Go through the listing beneath this task and return every line that carries the string "delete".

Saved entries:
▬▬▬▬▬▬

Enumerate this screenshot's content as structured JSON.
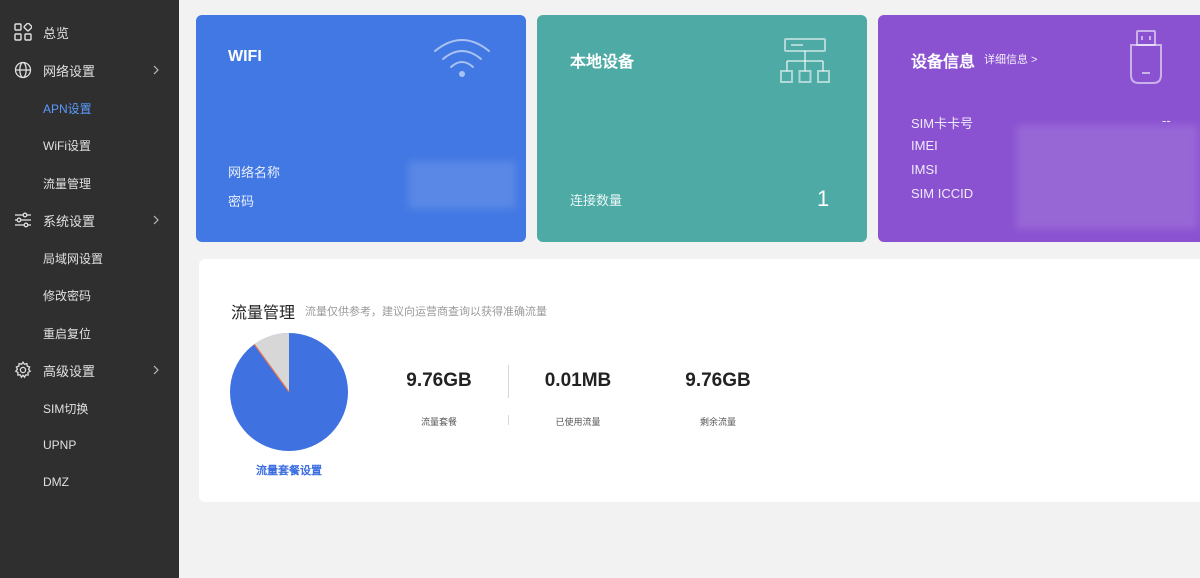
{
  "sidebar": {
    "items": [
      {
        "label": "总览",
        "icon": "grid-icon",
        "type": "parent"
      },
      {
        "label": "网络设置",
        "icon": "globe-icon",
        "type": "parent",
        "expandable": true
      },
      {
        "label": "APN设置",
        "type": "child",
        "active": true
      },
      {
        "label": "WiFi设置",
        "type": "child"
      },
      {
        "label": "流量管理",
        "type": "child"
      },
      {
        "label": "系统设置",
        "icon": "sliders-icon",
        "type": "parent",
        "expandable": true
      },
      {
        "label": "局域网设置",
        "type": "child"
      },
      {
        "label": "修改密码",
        "type": "child"
      },
      {
        "label": "重启复位",
        "type": "child"
      },
      {
        "label": "高级设置",
        "icon": "gear-icon",
        "type": "parent",
        "expandable": true
      },
      {
        "label": "SIM切换",
        "type": "child"
      },
      {
        "label": "UPNP",
        "type": "child"
      },
      {
        "label": "DMZ",
        "type": "child"
      }
    ]
  },
  "wifi_card": {
    "title": "WIFI",
    "icon": "wifi-icon",
    "network_name_label": "网络名称",
    "password_label": "密码",
    "color": "#4278e3"
  },
  "local_card": {
    "title": "本地设备",
    "icon": "network-topology-icon",
    "connections_label": "连接数量",
    "connections_value": "1",
    "color": "#4daaa4"
  },
  "info_card": {
    "title": "设备信息",
    "detail_link": "详细信息 >",
    "icon": "usb-stick-icon",
    "sim_number_label": "SIM卡卡号",
    "sim_number_value": "--",
    "imei_label": "IMEI",
    "imsi_label": "IMSI",
    "iccid_label": "SIM ICCID",
    "color": "#8a52d1"
  },
  "traffic": {
    "title": "流量管理",
    "hint": "流量仅供参考，建议向运营商查询以获得准确流量",
    "plan_link": "流量套餐设置",
    "stats": [
      {
        "value": "9.76GB",
        "label": "流量套餐"
      },
      {
        "value": "0.01MB",
        "label": "已使用流量"
      },
      {
        "value": "9.76GB",
        "label": "剩余流量"
      }
    ],
    "pie_colors": {
      "main": "#3f72e0",
      "secondary": "#d7d7d7",
      "accent": "#e8744a"
    }
  }
}
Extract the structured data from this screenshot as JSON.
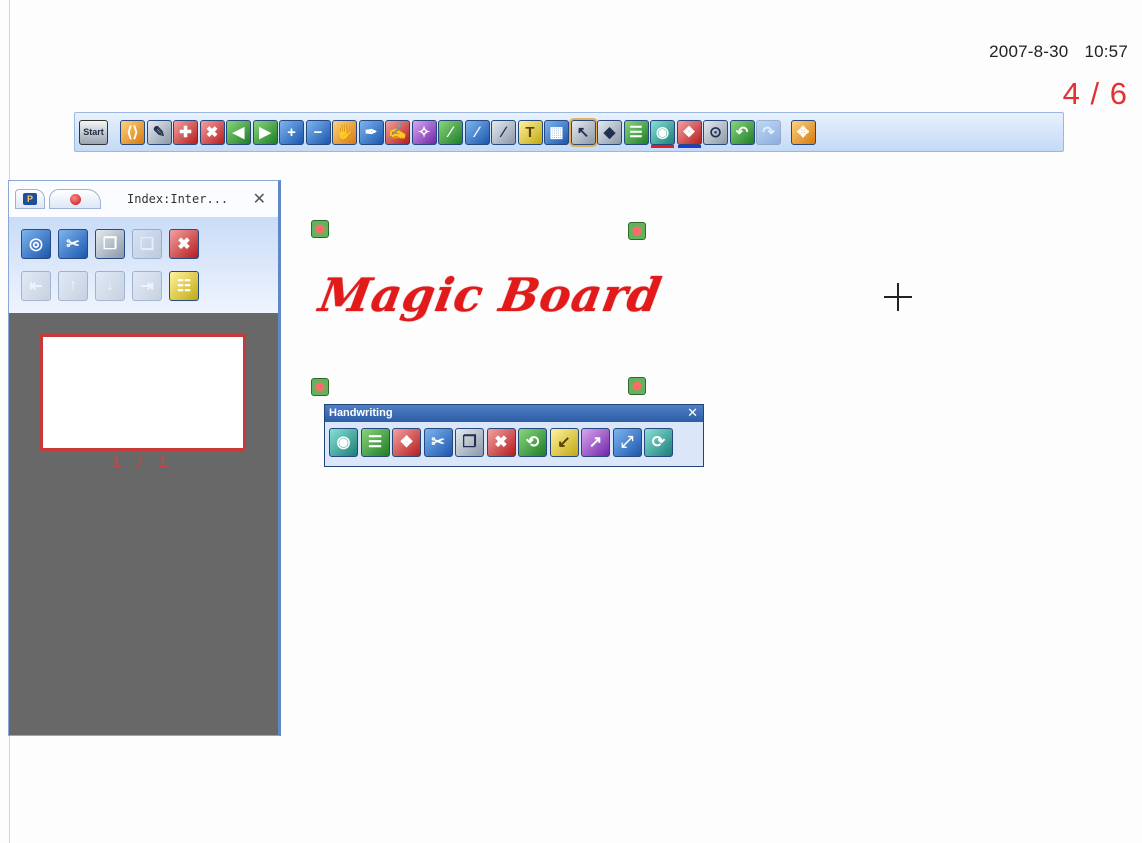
{
  "header": {
    "date": "2007-8-30",
    "time": "10:57",
    "page_counter": "4 / 6"
  },
  "main_toolbar": {
    "start_label": "Start",
    "buttons": [
      {
        "name": "brackets-icon",
        "glyph": "⟨⟩",
        "color": "orange"
      },
      {
        "name": "sketch-icon",
        "glyph": "✎",
        "color": "gray"
      },
      {
        "name": "new-page-icon",
        "glyph": "✚",
        "color": "red"
      },
      {
        "name": "delete-page-icon",
        "glyph": "✖",
        "color": "red"
      },
      {
        "name": "previous-page-icon",
        "glyph": "◀",
        "color": "green"
      },
      {
        "name": "next-page-icon",
        "glyph": "▶",
        "color": "green"
      },
      {
        "name": "zoom-in-icon",
        "glyph": "+",
        "color": "blue"
      },
      {
        "name": "zoom-out-icon",
        "glyph": "−",
        "color": "blue"
      },
      {
        "name": "hand-pan-icon",
        "glyph": "✋",
        "color": "orange"
      },
      {
        "name": "pen-icon",
        "glyph": "✒",
        "color": "blue"
      },
      {
        "name": "brush-icon",
        "glyph": "✍",
        "color": "red"
      },
      {
        "name": "magic-pen-icon",
        "glyph": "✧",
        "color": "purple"
      },
      {
        "name": "highlighter-icon",
        "glyph": "∕",
        "color": "green"
      },
      {
        "name": "marker-icon",
        "glyph": "∕",
        "color": "blue"
      },
      {
        "name": "soft-pen-icon",
        "glyph": "∕",
        "color": "gray"
      },
      {
        "name": "text-icon",
        "glyph": "T",
        "color": "yellow"
      },
      {
        "name": "film-icon",
        "glyph": "▦",
        "color": "blue"
      },
      {
        "name": "select-arrow-icon",
        "glyph": "↖",
        "color": "gray",
        "active": true
      },
      {
        "name": "eraser-icon",
        "glyph": "◆",
        "color": "gray"
      },
      {
        "name": "line-width-icon",
        "glyph": "☰",
        "color": "green"
      },
      {
        "name": "pen-color-icon",
        "glyph": "◉",
        "color": "teal",
        "underline": "red"
      },
      {
        "name": "background-color-icon",
        "glyph": "❖",
        "color": "red",
        "underline": "blue"
      },
      {
        "name": "capture-icon",
        "glyph": "⊙",
        "color": "gray"
      },
      {
        "name": "undo-icon",
        "glyph": "↶",
        "color": "green"
      },
      {
        "name": "redo-icon",
        "glyph": "↷",
        "color": "blue",
        "faded": true
      },
      {
        "name": "move-toolbar-icon",
        "glyph": "✥",
        "color": "orange",
        "gap": true
      }
    ]
  },
  "side_panel": {
    "title": "Index:Inter...",
    "close_glyph": "✕",
    "tabs": [
      "powerpoint-tab",
      "pen-tab"
    ],
    "row1": [
      {
        "name": "globe-icon",
        "glyph": "◎",
        "color": "blue"
      },
      {
        "name": "cut-icon",
        "glyph": "✂",
        "color": "blue"
      },
      {
        "name": "copy-icon",
        "glyph": "❐",
        "color": "gray"
      },
      {
        "name": "paste-icon",
        "glyph": "❏",
        "color": "gray",
        "faded": true
      },
      {
        "name": "delete-icon",
        "glyph": "✖",
        "color": "red"
      }
    ],
    "row2": [
      {
        "name": "move-first-icon",
        "glyph": "⇤",
        "color": "gray",
        "faded": true
      },
      {
        "name": "move-up-icon",
        "glyph": "↑",
        "color": "gray",
        "faded": true
      },
      {
        "name": "move-down-icon",
        "glyph": "↓",
        "color": "gray",
        "faded": true
      },
      {
        "name": "move-last-icon",
        "glyph": "⇥",
        "color": "gray",
        "faded": true
      },
      {
        "name": "index-list-icon",
        "glyph": "☷",
        "color": "yellow"
      }
    ],
    "slide_caption": "1 / 1"
  },
  "canvas": {
    "title_text": "Magic Board"
  },
  "handwriting_palette": {
    "title": "Handwriting",
    "close_glyph": "✕",
    "buttons": [
      {
        "name": "hw-color-icon",
        "glyph": "◉",
        "color": "teal"
      },
      {
        "name": "hw-line-width-icon",
        "glyph": "☰",
        "color": "green"
      },
      {
        "name": "hw-background-icon",
        "glyph": "❖",
        "color": "red"
      },
      {
        "name": "hw-cut-icon",
        "glyph": "✂",
        "color": "blue"
      },
      {
        "name": "hw-copy-icon",
        "glyph": "❐",
        "color": "gray"
      },
      {
        "name": "hw-delete-icon",
        "glyph": "✖",
        "color": "red"
      },
      {
        "name": "hw-rotate-icon",
        "glyph": "⟲",
        "color": "green"
      },
      {
        "name": "hw-bring-forward-icon",
        "glyph": "↙",
        "color": "yellow"
      },
      {
        "name": "hw-send-backward-icon",
        "glyph": "↗",
        "color": "purple"
      },
      {
        "name": "hw-align-icon",
        "glyph": "⤢",
        "color": "blue"
      },
      {
        "name": "hw-group-icon",
        "glyph": "⟳",
        "color": "teal"
      }
    ]
  }
}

▬▬▬▬▬▬

**Solution to this problem**:
        "name": "delete-page-icon",
        "name": "delete-icon",
        "name": "hw-delete-icon",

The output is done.